====== MATERIAL ======

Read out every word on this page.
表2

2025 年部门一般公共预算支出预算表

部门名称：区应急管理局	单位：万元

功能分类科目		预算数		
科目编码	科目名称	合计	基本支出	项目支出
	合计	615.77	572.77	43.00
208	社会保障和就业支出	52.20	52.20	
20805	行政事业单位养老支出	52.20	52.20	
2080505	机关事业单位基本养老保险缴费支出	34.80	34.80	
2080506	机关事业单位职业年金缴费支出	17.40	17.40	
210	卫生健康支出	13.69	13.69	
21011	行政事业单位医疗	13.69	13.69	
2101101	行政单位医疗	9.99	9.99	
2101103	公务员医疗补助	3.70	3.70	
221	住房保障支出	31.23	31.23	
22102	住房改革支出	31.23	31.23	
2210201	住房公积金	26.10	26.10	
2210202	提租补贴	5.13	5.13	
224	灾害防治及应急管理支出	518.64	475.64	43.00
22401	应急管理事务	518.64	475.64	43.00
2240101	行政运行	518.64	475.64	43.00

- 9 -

======

EXERCISE DESCRIPTION: Send back every record, precisely as written.

RESPONSE TO THIS TASK:
Read out every word on this page.
表2

2025 年部门一般公共预算支出预算表

部门名称：区应急管理局	单位：万元

功能分类科目		预算数		
科目编码	科目名称	合计	基本支出	项目支出
	合计	615.77	572.77	43.00
208	社会保障和就业支出	52.20	52.20	
20805	行政事业单位养老支出	52.20	52.20	
2080505	机关事业单位基本养老保险缴费支出	34.80	34.80	
2080506	机关事业单位职业年金缴费支出	17.40	17.40	
210	卫生健康支出	13.69	13.69	
21011	行政事业单位医疗	13.69	13.69	
2101101	行政单位医疗	9.99	9.99	
2101103	公务员医疗补助	3.70	3.70	
221	住房保障支出	31.23	31.23	
22102	住房改革支出	31.23	31.23	
2210201	住房公积金	26.10	26.10	
2210202	提租补贴	5.13	5.13	
224	灾害防治及应急管理支出	518.64	475.64	43.00
22401	应急管理事务	518.64	475.64	43.00
2240101	行政运行	518.64	475.64	43.00

- 9 -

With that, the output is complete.